Task objective => Pick out each line of the records in which the word "Remote" appears.

Provided data =>
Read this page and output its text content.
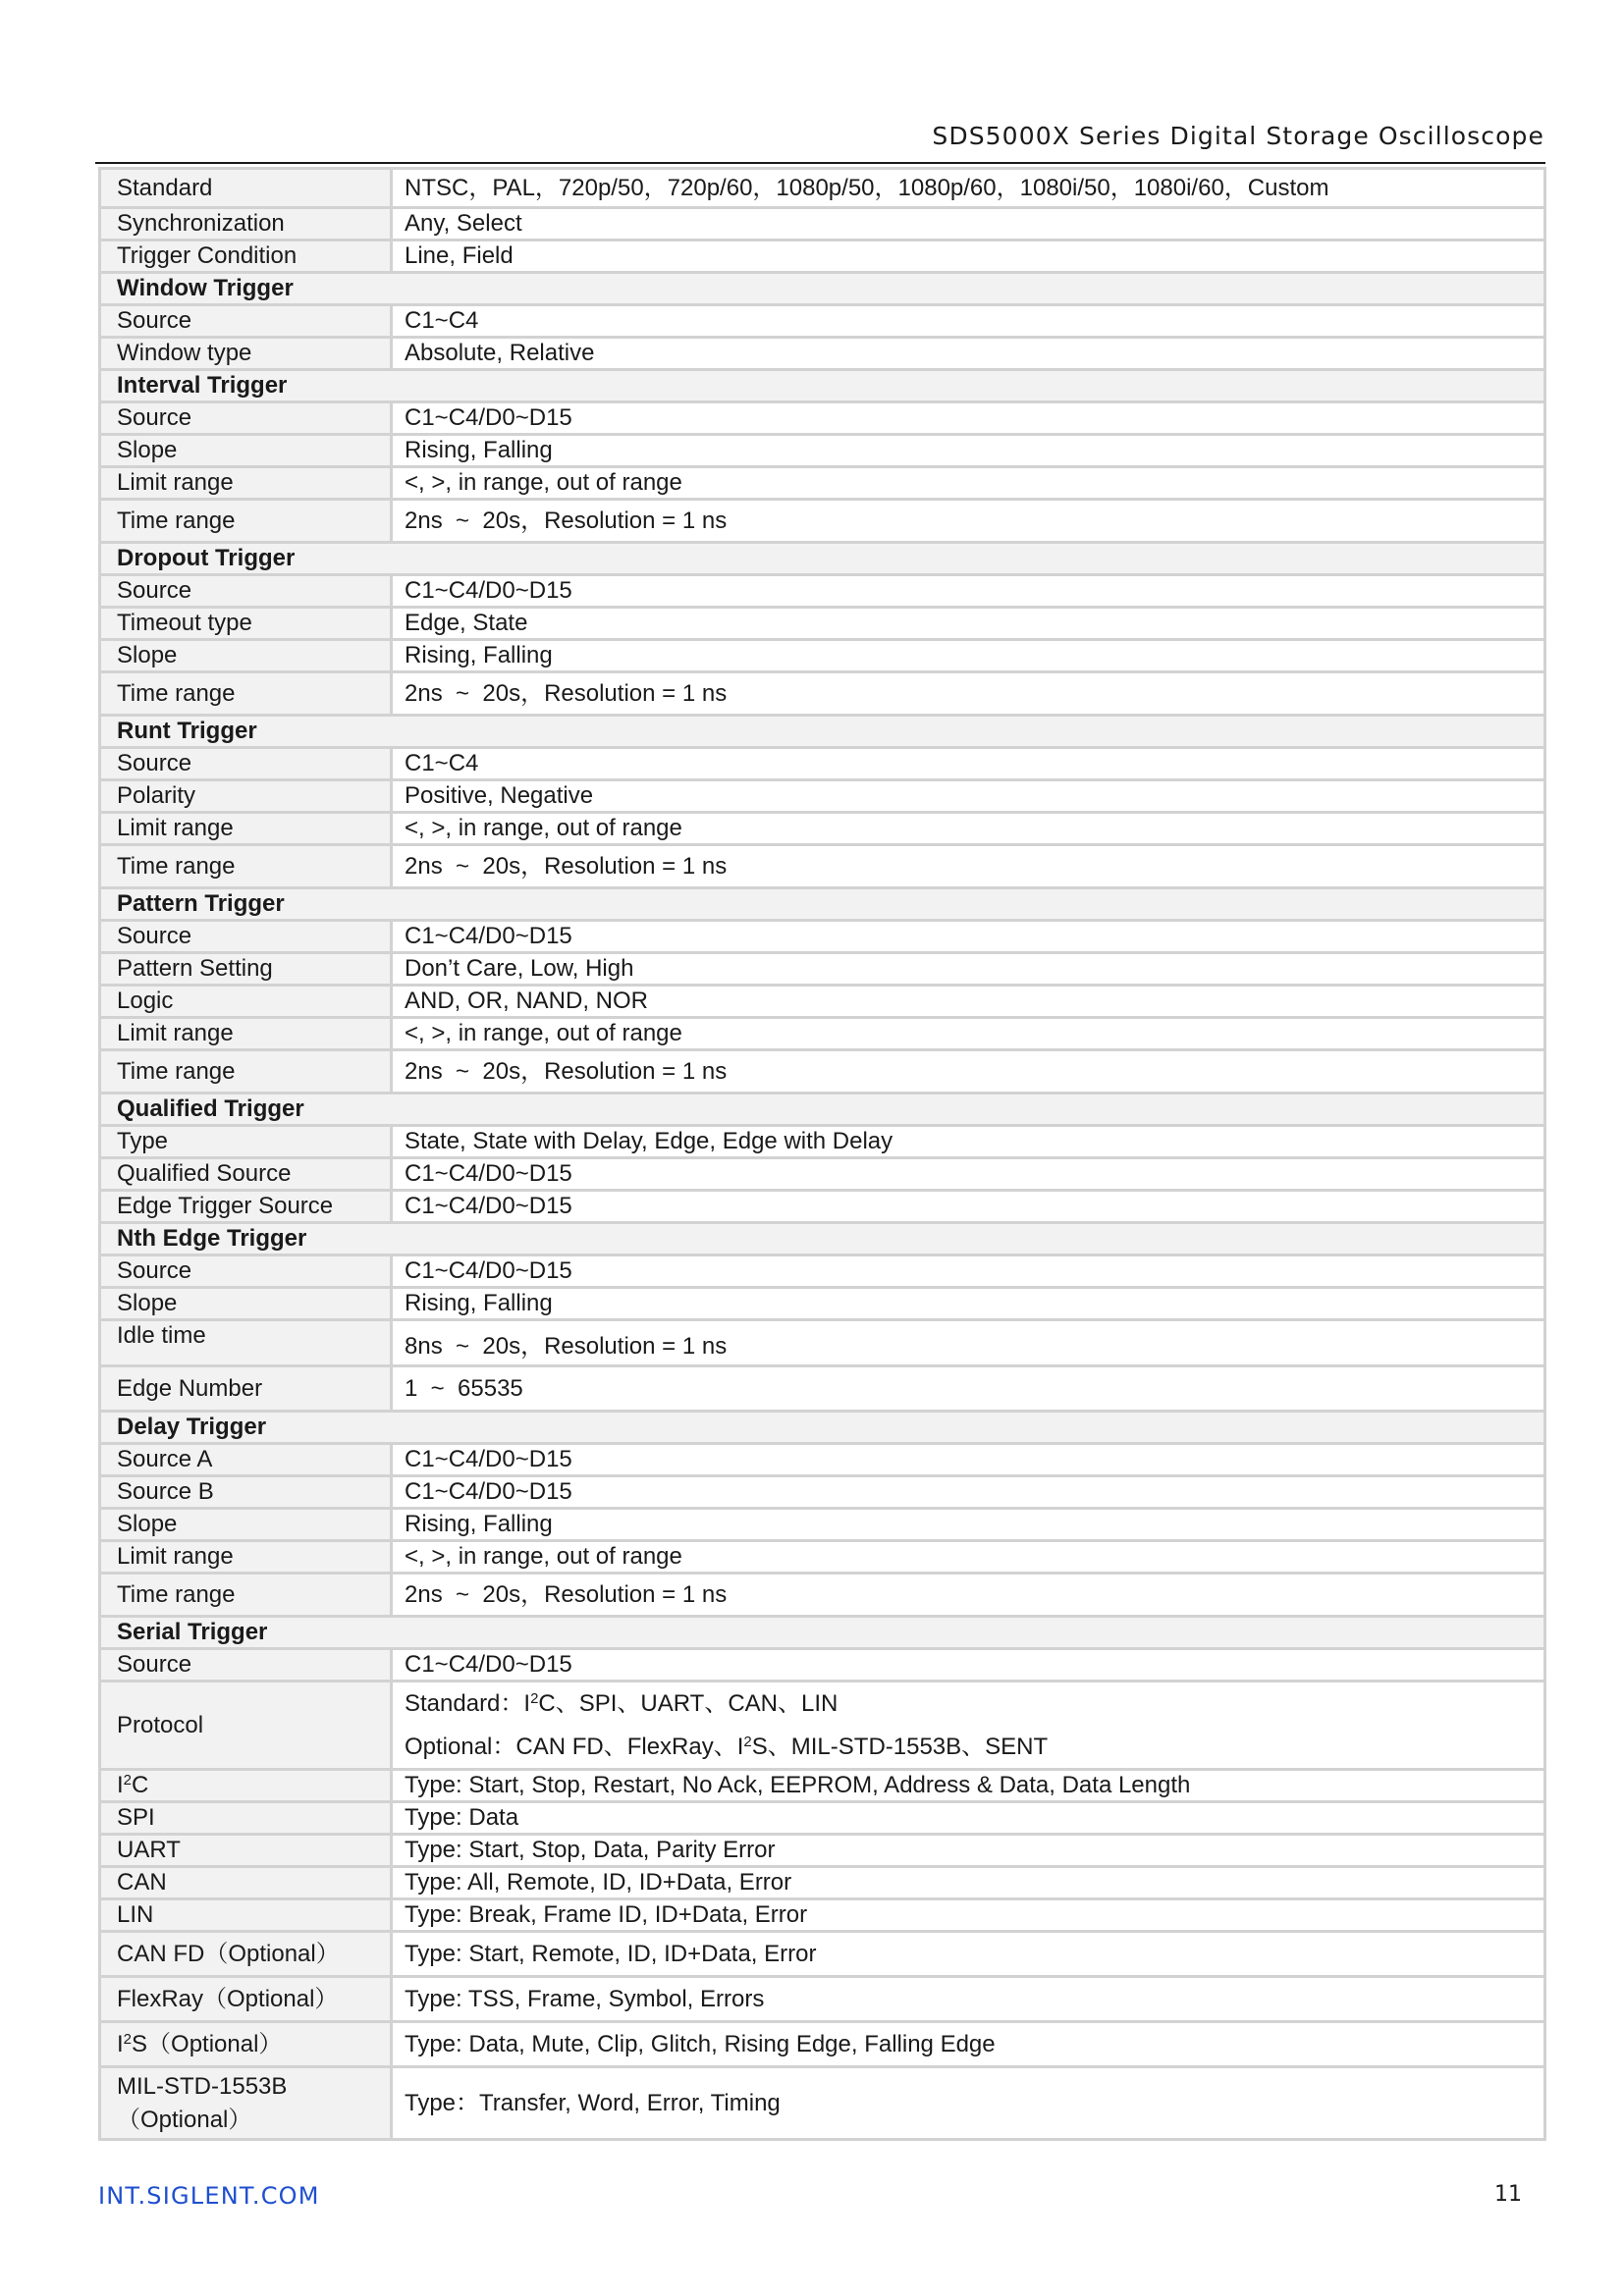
SDS5000X Series Digital Storage Oscilloscope
Standard	NTSC，PAL，720p/50，720p/60，1080p/50，1080p/60，1080i/50，1080i/60，Custom
Synchronization	Any, Select
Trigger Condition	Line, Field
Window Trigger	
Source	C1~C4
Window type	Absolute, Relative
Interval Trigger	
Source	C1~C4/D0~D15
Slope	Rising, Falling
Limit range	<, >, in range, out of range
Time range	2ns  ~  20s，Resolution = 1 ns
Dropout Trigger	
Source	C1~C4/D0~D15
Timeout type	Edge, State
Slope	Rising, Falling
Time range	2ns  ~  20s，Resolution = 1 ns
Runt Trigger	
Source	C1~C4
Polarity	Positive, Negative
Limit range	<, >, in range, out of range
Time range	2ns  ~  20s，Resolution = 1 ns
Pattern Trigger	
Source	C1~C4/D0~D15
Pattern Setting	Don’t Care, Low, High
Logic	AND, OR, NAND, NOR
Limit range	<, >, in range, out of range
Time range	2ns  ~  20s，Resolution = 1 ns
Qualified Trigger	
Type	State, State with Delay, Edge, Edge with Delay
Qualified Source	C1~C4/D0~D15
Edge Trigger Source	C1~C4/D0~D15
Nth Edge Trigger	
Source	C1~C4/D0~D15
Slope	Rising, Falling
Idle time	8ns  ~  20s，Resolution = 1 ns
Edge Number	1  ~  65535
Delay Trigger	
Source A	C1~C4/D0~D15
Source B	C1~C4/D0~D15
Slope	Rising, Falling
Limit range	<, >, in range, out of range
Time range	2ns  ~  20s，Resolution = 1 ns
Serial Trigger	
Source	C1~C4/D0~D15
Protocol	Standard：$I^2C$、SPI、UART、CAN、LIN
Optional：CAN FD、FlexRay、$I^2S$、MIL-STD-1553B、SENT

$I^2C$	Type: Start, Stop, Restart, No Ack, EEPROM, Address & Data, Data Length
SPI	Type: Data
UART	Type: Start, Stop, Data, Parity Error
CAN	Type: All, Remote, ID, ID+Data, Error
LIN	Type: Break, Frame ID, ID+Data, Error
CAN FD（Optional）	Type: Start, Remote, ID, ID+Data, Error
FlexRay（Optional）	Type: TSS, Frame, Symbol, Errors
$I^2S(Optional)$	Type: Data, Mute, Clip, Glitch, Rising Edge, Falling Edge

MIL-STD-1553B
（Optional）	Type：Transfer, Word, Error, Timing
INT.SIGLENT.COM	11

Problem solution =>
CAN	Type: All, Remote, ID, ID+Data, Error
CAN FD（Optional）	Type: Start, Remote, ID, ID+Data, Error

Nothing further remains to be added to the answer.